## Directive
Write out the records exactly, from their first line through the line that contains "143, 285, 152]", including both.

Records excerpted from a collection
----

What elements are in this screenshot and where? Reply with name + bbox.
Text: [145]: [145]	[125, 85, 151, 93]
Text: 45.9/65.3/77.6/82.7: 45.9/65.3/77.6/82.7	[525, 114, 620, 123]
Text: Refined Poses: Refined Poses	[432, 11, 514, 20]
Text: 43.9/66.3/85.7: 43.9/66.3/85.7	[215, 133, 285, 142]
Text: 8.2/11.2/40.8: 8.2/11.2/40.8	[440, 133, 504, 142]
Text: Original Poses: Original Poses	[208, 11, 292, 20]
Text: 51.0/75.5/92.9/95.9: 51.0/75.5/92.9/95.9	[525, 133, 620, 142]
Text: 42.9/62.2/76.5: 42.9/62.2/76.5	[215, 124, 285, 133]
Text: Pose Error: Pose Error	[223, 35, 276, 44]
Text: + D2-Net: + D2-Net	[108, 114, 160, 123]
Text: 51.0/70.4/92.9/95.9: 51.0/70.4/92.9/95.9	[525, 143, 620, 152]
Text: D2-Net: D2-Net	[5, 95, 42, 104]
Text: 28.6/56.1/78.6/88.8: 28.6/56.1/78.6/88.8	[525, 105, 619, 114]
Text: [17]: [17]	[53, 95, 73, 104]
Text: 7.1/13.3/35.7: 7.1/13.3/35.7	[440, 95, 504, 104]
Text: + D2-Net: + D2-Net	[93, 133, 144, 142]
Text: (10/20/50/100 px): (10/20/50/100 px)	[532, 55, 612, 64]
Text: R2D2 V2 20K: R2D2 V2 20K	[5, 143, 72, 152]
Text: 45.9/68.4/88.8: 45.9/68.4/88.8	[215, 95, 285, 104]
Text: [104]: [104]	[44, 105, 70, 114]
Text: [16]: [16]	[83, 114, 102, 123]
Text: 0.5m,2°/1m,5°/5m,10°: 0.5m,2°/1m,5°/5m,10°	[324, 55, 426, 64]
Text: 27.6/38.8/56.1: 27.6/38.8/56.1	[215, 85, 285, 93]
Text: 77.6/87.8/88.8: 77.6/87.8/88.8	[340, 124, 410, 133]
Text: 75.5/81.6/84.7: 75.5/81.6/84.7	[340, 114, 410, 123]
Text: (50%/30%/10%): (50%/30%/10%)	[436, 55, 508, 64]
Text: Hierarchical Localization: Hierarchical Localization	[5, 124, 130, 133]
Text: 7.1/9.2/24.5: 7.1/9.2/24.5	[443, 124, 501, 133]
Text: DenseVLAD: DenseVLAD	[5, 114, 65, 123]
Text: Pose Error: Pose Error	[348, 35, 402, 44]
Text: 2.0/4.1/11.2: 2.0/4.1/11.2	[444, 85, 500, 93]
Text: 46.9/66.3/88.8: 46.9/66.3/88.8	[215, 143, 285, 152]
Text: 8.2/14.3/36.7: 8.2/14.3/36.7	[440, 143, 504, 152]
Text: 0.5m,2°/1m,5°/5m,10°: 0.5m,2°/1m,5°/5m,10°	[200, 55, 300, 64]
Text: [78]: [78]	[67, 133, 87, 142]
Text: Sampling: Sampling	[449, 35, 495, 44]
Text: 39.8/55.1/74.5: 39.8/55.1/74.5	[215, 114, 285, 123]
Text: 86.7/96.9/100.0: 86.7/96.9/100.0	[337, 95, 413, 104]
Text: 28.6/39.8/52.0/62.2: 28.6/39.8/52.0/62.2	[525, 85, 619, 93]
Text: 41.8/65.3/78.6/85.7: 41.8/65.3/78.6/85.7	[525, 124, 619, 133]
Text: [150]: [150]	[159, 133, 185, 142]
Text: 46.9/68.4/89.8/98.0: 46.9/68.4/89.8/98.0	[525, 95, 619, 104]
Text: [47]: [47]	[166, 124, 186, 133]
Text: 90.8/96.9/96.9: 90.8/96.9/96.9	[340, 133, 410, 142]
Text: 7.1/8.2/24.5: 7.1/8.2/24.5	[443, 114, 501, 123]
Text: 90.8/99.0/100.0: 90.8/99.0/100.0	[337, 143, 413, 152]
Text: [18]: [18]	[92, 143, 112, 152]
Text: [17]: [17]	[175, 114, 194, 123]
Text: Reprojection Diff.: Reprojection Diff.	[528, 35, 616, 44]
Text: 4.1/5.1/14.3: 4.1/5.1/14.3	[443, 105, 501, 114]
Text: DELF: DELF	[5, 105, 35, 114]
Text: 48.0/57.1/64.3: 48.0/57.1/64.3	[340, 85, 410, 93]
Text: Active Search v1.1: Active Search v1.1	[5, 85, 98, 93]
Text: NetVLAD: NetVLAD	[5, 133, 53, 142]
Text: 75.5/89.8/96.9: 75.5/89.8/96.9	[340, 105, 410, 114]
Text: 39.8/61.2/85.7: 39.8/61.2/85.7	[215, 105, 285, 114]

----

## Exercise solution
What elements are in this screenshot and where? Reply with name + bbox.
Text: [145]: [145]	[125, 85, 151, 93]
Text: 45.9/65.3/77.6/82.7: 45.9/65.3/77.6/82.7	[525, 114, 620, 123]
Text: Refined Poses: Refined Poses	[432, 11, 514, 20]
Text: 43.9/66.3/85.7: 43.9/66.3/85.7	[215, 133, 285, 142]
Text: 8.2/11.2/40.8: 8.2/11.2/40.8	[440, 133, 504, 142]
Text: Original Poses: Original Poses	[208, 11, 292, 20]
Text: 51.0/75.5/92.9/95.9: 51.0/75.5/92.9/95.9	[525, 133, 620, 142]
Text: 42.9/62.2/76.5: 42.9/62.2/76.5	[215, 124, 285, 133]
Text: Pose Error: Pose Error	[223, 35, 276, 44]
Text: + D2-Net: + D2-Net	[108, 114, 160, 123]
Text: 51.0/70.4/92.9/95.9: 51.0/70.4/92.9/95.9	[525, 143, 620, 152]
Text: D2-Net: D2-Net	[5, 95, 42, 104]
Text: 28.6/56.1/78.6/88.8: 28.6/56.1/78.6/88.8	[525, 105, 619, 114]
Text: [17]: [17]	[53, 95, 73, 104]
Text: 7.1/13.3/35.7: 7.1/13.3/35.7	[440, 95, 504, 104]
Text: + D2-Net: + D2-Net	[93, 133, 144, 142]
Text: (10/20/50/100 px): (10/20/50/100 px)	[532, 55, 612, 64]
Text: R2D2 V2 20K: R2D2 V2 20K	[5, 143, 72, 152]
Text: 45.9/68.4/88.8: 45.9/68.4/88.8	[215, 95, 285, 104]
Text: [104]: [104]	[44, 105, 70, 114]
Text: [16]: [16]	[83, 114, 102, 123]
Text: 0.5m,2°/1m,5°/5m,10°: 0.5m,2°/1m,5°/5m,10°	[324, 55, 426, 64]
Text: 27.6/38.8/56.1: 27.6/38.8/56.1	[215, 85, 285, 93]
Text: 77.6/87.8/88.8: 77.6/87.8/88.8	[340, 124, 410, 133]
Text: 75.5/81.6/84.7: 75.5/81.6/84.7	[340, 114, 410, 123]
Text: (50%/30%/10%): (50%/30%/10%)	[436, 55, 508, 64]
Text: Hierarchical Localization: Hierarchical Localization	[5, 124, 130, 133]
Text: 7.1/9.2/24.5: 7.1/9.2/24.5	[443, 124, 501, 133]
Text: DenseVLAD: DenseVLAD	[5, 114, 65, 123]
Text: Pose Error: Pose Error	[348, 35, 402, 44]
Text: 2.0/4.1/11.2: 2.0/4.1/11.2	[444, 85, 500, 93]
Text: 46.9/66.3/88.8: 46.9/66.3/88.8	[215, 143, 285, 152]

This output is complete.